Write out the listing in full, matching it word for word.
— Begin MATERIALS PROVIDED —
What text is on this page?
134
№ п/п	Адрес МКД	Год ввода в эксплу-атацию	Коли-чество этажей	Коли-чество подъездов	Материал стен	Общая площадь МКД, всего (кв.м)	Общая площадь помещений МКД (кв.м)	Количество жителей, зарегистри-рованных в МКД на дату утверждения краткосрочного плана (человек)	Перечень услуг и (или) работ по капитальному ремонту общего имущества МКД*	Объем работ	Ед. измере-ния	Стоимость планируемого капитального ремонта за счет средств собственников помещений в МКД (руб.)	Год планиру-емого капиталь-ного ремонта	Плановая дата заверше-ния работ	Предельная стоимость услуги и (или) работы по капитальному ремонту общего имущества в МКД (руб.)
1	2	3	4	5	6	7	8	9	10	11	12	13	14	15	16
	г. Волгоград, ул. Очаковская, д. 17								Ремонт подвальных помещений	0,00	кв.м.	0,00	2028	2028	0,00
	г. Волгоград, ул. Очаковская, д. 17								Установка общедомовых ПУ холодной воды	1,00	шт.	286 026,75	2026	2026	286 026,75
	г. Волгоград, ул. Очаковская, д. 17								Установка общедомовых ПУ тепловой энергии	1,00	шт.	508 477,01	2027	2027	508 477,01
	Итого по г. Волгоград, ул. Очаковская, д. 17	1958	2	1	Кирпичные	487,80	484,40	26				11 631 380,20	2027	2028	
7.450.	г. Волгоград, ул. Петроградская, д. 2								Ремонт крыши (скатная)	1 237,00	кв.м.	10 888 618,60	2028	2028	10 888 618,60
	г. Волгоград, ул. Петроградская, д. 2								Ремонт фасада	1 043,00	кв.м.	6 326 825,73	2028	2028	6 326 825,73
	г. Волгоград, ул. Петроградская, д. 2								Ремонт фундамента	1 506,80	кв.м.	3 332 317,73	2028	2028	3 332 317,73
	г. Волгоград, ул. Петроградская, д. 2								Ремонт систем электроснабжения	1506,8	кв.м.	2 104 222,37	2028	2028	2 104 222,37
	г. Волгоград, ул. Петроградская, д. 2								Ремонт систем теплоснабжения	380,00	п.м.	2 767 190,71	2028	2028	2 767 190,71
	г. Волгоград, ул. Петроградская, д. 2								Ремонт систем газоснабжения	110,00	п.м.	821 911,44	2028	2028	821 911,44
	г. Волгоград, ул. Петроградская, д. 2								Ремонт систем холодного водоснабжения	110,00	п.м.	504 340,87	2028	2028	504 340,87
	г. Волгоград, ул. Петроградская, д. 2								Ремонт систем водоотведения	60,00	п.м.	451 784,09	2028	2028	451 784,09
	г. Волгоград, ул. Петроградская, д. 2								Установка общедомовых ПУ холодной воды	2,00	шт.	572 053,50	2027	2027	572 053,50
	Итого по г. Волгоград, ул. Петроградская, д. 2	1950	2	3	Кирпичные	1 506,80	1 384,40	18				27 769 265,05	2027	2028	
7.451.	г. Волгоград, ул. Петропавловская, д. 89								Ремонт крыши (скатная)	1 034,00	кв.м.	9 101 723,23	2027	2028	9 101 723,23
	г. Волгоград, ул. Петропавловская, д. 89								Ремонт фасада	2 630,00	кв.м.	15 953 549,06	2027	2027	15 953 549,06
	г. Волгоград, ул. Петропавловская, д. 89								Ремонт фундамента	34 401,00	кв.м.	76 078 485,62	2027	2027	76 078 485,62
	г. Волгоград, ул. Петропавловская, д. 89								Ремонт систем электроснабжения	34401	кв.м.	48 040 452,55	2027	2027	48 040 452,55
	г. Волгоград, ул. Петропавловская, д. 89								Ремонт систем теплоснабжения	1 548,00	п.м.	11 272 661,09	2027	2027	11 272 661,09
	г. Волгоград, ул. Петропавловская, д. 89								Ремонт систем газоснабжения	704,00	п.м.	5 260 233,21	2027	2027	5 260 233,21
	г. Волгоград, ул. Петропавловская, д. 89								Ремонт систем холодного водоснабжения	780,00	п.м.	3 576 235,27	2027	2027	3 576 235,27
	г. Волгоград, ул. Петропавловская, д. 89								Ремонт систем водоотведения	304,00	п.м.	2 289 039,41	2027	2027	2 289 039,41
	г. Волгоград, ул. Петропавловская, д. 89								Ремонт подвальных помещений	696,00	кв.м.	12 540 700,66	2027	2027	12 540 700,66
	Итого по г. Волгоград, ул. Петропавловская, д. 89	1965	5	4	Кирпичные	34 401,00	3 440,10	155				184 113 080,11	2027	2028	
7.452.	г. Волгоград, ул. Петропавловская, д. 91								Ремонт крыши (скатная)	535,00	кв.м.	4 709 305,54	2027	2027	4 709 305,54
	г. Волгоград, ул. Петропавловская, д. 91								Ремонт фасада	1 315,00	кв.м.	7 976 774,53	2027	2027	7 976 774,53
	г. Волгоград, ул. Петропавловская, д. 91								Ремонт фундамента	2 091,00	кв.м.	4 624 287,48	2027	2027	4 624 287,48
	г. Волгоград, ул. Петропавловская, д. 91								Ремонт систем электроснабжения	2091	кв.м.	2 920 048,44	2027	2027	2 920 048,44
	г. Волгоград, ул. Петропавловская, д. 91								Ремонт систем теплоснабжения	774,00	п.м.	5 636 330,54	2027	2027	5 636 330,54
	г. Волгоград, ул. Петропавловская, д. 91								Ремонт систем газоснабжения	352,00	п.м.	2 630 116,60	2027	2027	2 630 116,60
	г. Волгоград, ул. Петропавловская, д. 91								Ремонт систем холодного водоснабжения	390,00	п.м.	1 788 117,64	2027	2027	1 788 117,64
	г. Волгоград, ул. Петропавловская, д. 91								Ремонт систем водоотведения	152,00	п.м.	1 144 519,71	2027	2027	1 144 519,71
— End MATERIALS PROVIDED —
[EXERCISE RESULT]
What text is on this page?
134
№ п/п	Адрес МКД	Год ввода в эксплу-атацию	Коли-чество этажей	Коли-чество подъездов	Материал стен	Общая площадь МКД, всего (кв.м)	Общая площадь помещений МКД (кв.м)	Количество жителей, зарегистри-рованных в МКД на дату утверждения краткосрочного плана (человек)	Перечень услуг и (или) работ по капитальному ремонту общего имущества МКД*	Объем работ	Ед. измере-ния	Стоимость планируемого капитального ремонта за счет средств собственников помещений в МКД (руб.)	Год планиру-емого капиталь-ного ремонта	Плановая дата заверше-ния работ	Предельная стоимость услуги и (или) работы по капитальному ремонту общего имущества в МКД (руб.)
1	2	3	4	5	6	7	8	9	10	11	12	13	14	15	16
	г. Волгоград, ул. Очаковская, д. 17								Ремонт подвальных помещений	0,00	кв.м.	0,00	2028	2028	0,00
	г. Волгоград, ул. Очаковская, д. 17								Установка общедомовых ПУ холодной воды	1,00	шт.	286 026,75	2026	2026	286 026,75
	г. Волгоград, ул. Очаковская, д. 17								Установка общедомовых ПУ тепловой энергии	1,00	шт.	508 477,01	2027	2027	508 477,01
	Итого по г. Волгоград, ул. Очаковская, д. 17	1958	2	1	Кирпичные	487,80	484,40	26				11 631 380,20	2027	2028	
7.450.	г. Волгоград, ул. Петроградская, д. 2								Ремонт крыши (скатная)	1 237,00	кв.м.	10 888 618,60	2028	2028	10 888 618,60
	г. Волгоград, ул. Петроградская, д. 2								Ремонт фасада	1 043,00	кв.м.	6 326 825,73	2028	2028	6 326 825,73
	г. Волгоград, ул. Петроградская, д. 2								Ремонт фундамента	1 506,80	кв.м.	3 332 317,73	2028	2028	3 332 317,73
	г. Волгоград, ул. Петроградская, д. 2								Ремонт систем электроснабжения	1506,8	кв.м.	2 104 222,37	2028	2028	2 104 222,37
	г. Волгоград, ул. Петроградская, д. 2								Ремонт систем теплоснабжения	380,00	п.м.	2 767 190,71	2028	2028	2 767 190,71
	г. Волгоград, ул. Петроградская, д. 2								Ремонт систем газоснабжения	110,00	п.м.	821 911,44	2028	2028	821 911,44
	г. Волгоград, ул. Петроградская, д. 2								Ремонт систем холодного водоснабжения	110,00	п.м.	504 340,87	2028	2028	504 340,87
	г. Волгоград, ул. Петроградская, д. 2								Ремонт систем водоотведения	60,00	п.м.	451 784,09	2028	2028	451 784,09
	г. Волгоград, ул. Петроградская, д. 2								Установка общедомовых ПУ холодной воды	2,00	шт.	572 053,50	2027	2027	572 053,50
	Итого по г. Волгоград, ул. Петроградская, д. 2	1950	2	3	Кирпичные	1 506,80	1 384,40	18				27 769 265,05	2027	2028	
7.451.	г. Волгоград, ул. Петропавловская, д. 89								Ремонт крыши (скатная)	1 034,00	кв.м.	9 101 723,23	2027	2028	9 101 723,23
	г. Волгоград, ул. Петропавловская, д. 89								Ремонт фасада	2 630,00	кв.м.	15 953 549,06	2027	2027	15 953 549,06
	г. Волгоград, ул. Петропавловская, д. 89								Ремонт фундамента	34 401,00	кв.м.	76 078 485,62	2027	2027	76 078 485,62
	г. Волгоград, ул. Петропавловская, д. 89								Ремонт систем электроснабжения	34401	кв.м.	48 040 452,55	2027	2027	48 040 452,55
	г. Волгоград, ул. Петропавловская, д. 89								Ремонт систем теплоснабжения	1 548,00	п.м.	11 272 661,09	2027	2027	11 272 661,09
	г. Волгоград, ул. Петропавловская, д. 89								Ремонт систем газоснабжения	704,00	п.м.	5 260 233,21	2027	2027	5 260 233,21
	г. Волгоград, ул. Петропавловская, д. 89								Ремонт систем холодного водоснабжения	780,00	п.м.	3 576 235,27	2027	2027	3 576 235,27
	г. Волгоград, ул. Петропавловская, д. 89								Ремонт систем водоотведения	304,00	п.м.	2 289 039,41	2027	2027	2 289 039,41
	г. Волгоград, ул. Петропавловская, д. 89								Ремонт подвальных помещений	696,00	кв.м.	12 540 700,66	2027	2027	12 540 700,66
	Итого по г. Волгоград, ул. Петропавловская, д. 89	1965	5	4	Кирпичные	34 401,00	3 440,10	155				184 113 080,11	2027	2028	
7.452.	г. Волгоград, ул. Петропавловская, д. 91								Ремонт крыши (скатная)	535,00	кв.м.	4 709 305,54	2027	2027	4 709 305,54
	г. Волгоград, ул. Петропавловская, д. 91								Ремонт фасада	1 315,00	кв.м.	7 976 774,53	2027	2027	7 976 774,53
	г. Волгоград, ул. Петропавловская, д. 91								Ремонт фундамента	2 091,00	кв.м.	4 624 287,48	2027	2027	4 624 287,48
	г. Волгоград, ул. Петропавловская, д. 91								Ремонт систем электроснабжения	2091	кв.м.	2 920 048,44	2027	2027	2 920 048,44
	г. Волгоград, ул. Петропавловская, д. 91								Ремонт систем теплоснабжения	774,00	п.м.	5 636 330,54	2027	2027	5 636 330,54
	г. Волгоград, ул. Петропавловская, д. 91								Ремонт систем газоснабжения	352,00	п.м.	2 630 116,60	2027	2027	2 630 116,60
	г. Волгоград, ул. Петропавловская, д. 91								Ремонт систем холодного водоснабжения	390,00	п.м.	1 788 117,64	2027	2027	1 788 117,64
	г. Волгоград, ул. Петропавловская, д. 91								Ремонт систем водоотведения	152,00	п.м.	1 144 519,71	2027	2027	1 144 519,71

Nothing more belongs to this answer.